(Figure record listings)
>>>
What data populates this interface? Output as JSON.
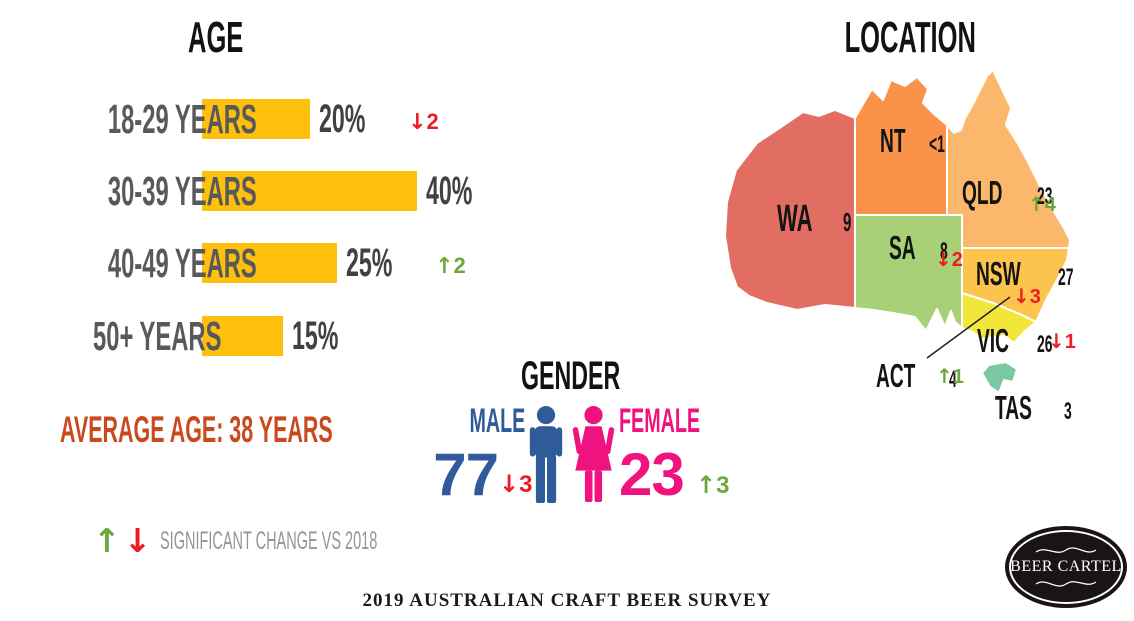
{
  "age": {
    "title": "AGE",
    "rows": [
      {
        "label": "18-29 YEARS",
        "value": 20,
        "value_label": "20%",
        "change_dir": "down",
        "change_value": "2"
      },
      {
        "label": "30-39 YEARS",
        "value": 40,
        "value_label": "40%",
        "change_dir": "",
        "change_value": ""
      },
      {
        "label": "40-49 YEARS",
        "value": 25,
        "value_label": "25%",
        "change_dir": "up",
        "change_value": "2"
      },
      {
        "label": "50+ YEARS",
        "value": 15,
        "value_label": "15%",
        "change_dir": "",
        "change_value": ""
      }
    ],
    "average_label": "AVERAGE AGE: 38 YEARS"
  },
  "gender": {
    "title": "GENDER",
    "male": {
      "label": "MALE",
      "value": "77",
      "change_dir": "down",
      "change_value": "3"
    },
    "female": {
      "label": "FEMALE",
      "value": "23",
      "change_dir": "up",
      "change_value": "3"
    }
  },
  "location": {
    "title": "LOCATION",
    "states": [
      {
        "name": "WA",
        "value": "9",
        "change_dir": "",
        "change_value": "",
        "color": "#E26E63"
      },
      {
        "name": "NT",
        "value": "<1",
        "change_dir": "",
        "change_value": "",
        "color": "#FA9349"
      },
      {
        "name": "QLD",
        "value": "23",
        "change_dir": "up",
        "change_value": "4",
        "color": "#FBB76B"
      },
      {
        "name": "SA",
        "value": "8",
        "change_dir": "down",
        "change_value": "2",
        "color": "#A8D077"
      },
      {
        "name": "NSW",
        "value": "27",
        "change_dir": "down",
        "change_value": "3",
        "color": "#FCC44D"
      },
      {
        "name": "VIC",
        "value": "26",
        "change_dir": "down",
        "change_value": "1",
        "color": "#F2E63B"
      },
      {
        "name": "ACT",
        "value": "4",
        "change_dir": "up",
        "change_value": "1",
        "color": ""
      },
      {
        "name": "TAS",
        "value": "3",
        "change_dir": "",
        "change_value": "",
        "color": "#79C8A0"
      }
    ]
  },
  "legend": {
    "label": "SIGNIFICANT CHANGE VS 2018"
  },
  "footer": {
    "title": "2019 AUSTRALIAN CRAFT BEER SURVEY"
  },
  "logo": {
    "text": "BEER CARTEL"
  },
  "colors": {
    "gold": "#FEC00D",
    "red": "#ED1C24",
    "green": "#6EA83D",
    "male_blue": "#2F5B9B",
    "female_pink": "#F0137F",
    "avg_orange": "#C94A1E",
    "label_gray": "#58595B",
    "value_gray": "#414042",
    "legend_gray": "#939598"
  },
  "chart_data": [
    {
      "type": "bar",
      "orientation": "horizontal",
      "title": "AGE",
      "categories": [
        "18-29 YEARS",
        "30-39 YEARS",
        "40-49 YEARS",
        "50+ YEARS"
      ],
      "values": [
        20,
        40,
        25,
        15
      ],
      "unit": "%",
      "changes_vs_2018": [
        -2,
        null,
        2,
        null
      ],
      "annotation": "AVERAGE AGE: 38 YEARS",
      "bar_color": "#FEC00D"
    },
    {
      "type": "pie",
      "title": "GENDER",
      "categories": [
        "MALE",
        "FEMALE"
      ],
      "values": [
        77,
        23
      ],
      "changes_vs_2018": [
        -3,
        3
      ],
      "colors": [
        "#2F5B9B",
        "#F0137F"
      ]
    },
    {
      "type": "heatmap",
      "title": "LOCATION",
      "note": "choropleth map of Australian states, % of respondents",
      "categories": [
        "WA",
        "NT",
        "QLD",
        "SA",
        "NSW",
        "VIC",
        "ACT",
        "TAS"
      ],
      "values": [
        "9",
        "<1",
        "23",
        "8",
        "27",
        "26",
        "4",
        "3"
      ],
      "changes_vs_2018": [
        null,
        null,
        4,
        -2,
        -3,
        -1,
        1,
        null
      ]
    }
  ]
}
<<<
§ DIRECTIONS FOR THIS TASK: Repeat the data in full and exactly. Omit pictures.

§ ANSWER TO THE PROBLEM:
What data populates this interface? Output as JSON.
{
  "age": {
    "title": "AGE",
    "rows": [
      {
        "label": "18-29 YEARS",
        "value": 20,
        "value_label": "20%",
        "change_dir": "down",
        "change_value": "2"
      },
      {
        "label": "30-39 YEARS",
        "value": 40,
        "value_label": "40%",
        "change_dir": "",
        "change_value": ""
      },
      {
        "label": "40-49 YEARS",
        "value": 25,
        "value_label": "25%",
        "change_dir": "up",
        "change_value": "2"
      },
      {
        "label": "50+ YEARS",
        "value": 15,
        "value_label": "15%",
        "change_dir": "",
        "change_value": ""
      }
    ],
    "average_label": "AVERAGE AGE: 38 YEARS"
  },
  "gender": {
    "title": "GENDER",
    "male": {
      "label": "MALE",
      "value": "77",
      "change_dir": "down",
      "change_value": "3"
    },
    "female": {
      "label": "FEMALE",
      "value": "23",
      "change_dir": "up",
      "change_value": "3"
    }
  },
  "location": {
    "title": "LOCATION",
    "states": [
      {
        "name": "WA",
        "value": "9",
        "change_dir": "",
        "change_value": "",
        "color": "#E26E63"
      },
      {
        "name": "NT",
        "value": "<1",
        "change_dir": "",
        "change_value": "",
        "color": "#FA9349"
      },
      {
        "name": "QLD",
        "value": "23",
        "change_dir": "up",
        "change_value": "4",
        "color": "#FBB76B"
      },
      {
        "name": "SA",
        "value": "8",
        "change_dir": "down",
        "change_value": "2",
        "color": "#A8D077"
      },
      {
        "name": "NSW",
        "value": "27",
        "change_dir": "down",
        "change_value": "3",
        "color": "#FCC44D"
      },
      {
        "name": "VIC",
        "value": "26",
        "change_dir": "down",
        "change_value": "1",
        "color": "#F2E63B"
      },
      {
        "name": "ACT",
        "value": "4",
        "change_dir": "up",
        "change_value": "1",
        "color": ""
      },
      {
        "name": "TAS",
        "value": "3",
        "change_dir": "",
        "change_value": "",
        "color": "#79C8A0"
      }
    ]
  },
  "legend": {
    "label": "SIGNIFICANT CHANGE VS 2018"
  },
  "footer": {
    "title": "2019 AUSTRALIAN CRAFT BEER SURVEY"
  },
  "logo": {
    "text": "BEER CARTEL"
  },
  "colors": {
    "gold": "#FEC00D",
    "red": "#ED1C24",
    "green": "#6EA83D",
    "male_blue": "#2F5B9B",
    "female_pink": "#F0137F",
    "avg_orange": "#C94A1E",
    "label_gray": "#58595B",
    "value_gray": "#414042",
    "legend_gray": "#939598"
  },
  "chart_data": [
    {
      "type": "bar",
      "orientation": "horizontal",
      "title": "AGE",
      "categories": [
        "18-29 YEARS",
        "30-39 YEARS",
        "40-49 YEARS",
        "50+ YEARS"
      ],
      "values": [
        20,
        40,
        25,
        15
      ],
      "unit": "%",
      "changes_vs_2018": [
        -2,
        null,
        2,
        null
      ],
      "annotation": "AVERAGE AGE: 38 YEARS",
      "bar_color": "#FEC00D"
    },
    {
      "type": "pie",
      "title": "GENDER",
      "categories": [
        "MALE",
        "FEMALE"
      ],
      "values": [
        77,
        23
      ],
      "changes_vs_2018": [
        -3,
        3
      ],
      "colors": [
        "#2F5B9B",
        "#F0137F"
      ]
    },
    {
      "type": "heatmap",
      "title": "LOCATION",
      "note": "choropleth map of Australian states, % of respondents",
      "categories": [
        "WA",
        "NT",
        "QLD",
        "SA",
        "NSW",
        "VIC",
        "ACT",
        "TAS"
      ],
      "values": [
        "9",
        "<1",
        "23",
        "8",
        "27",
        "26",
        "4",
        "3"
      ],
      "changes_vs_2018": [
        null,
        null,
        4,
        -2,
        -3,
        -1,
        1,
        null
      ]
    }
  ]
}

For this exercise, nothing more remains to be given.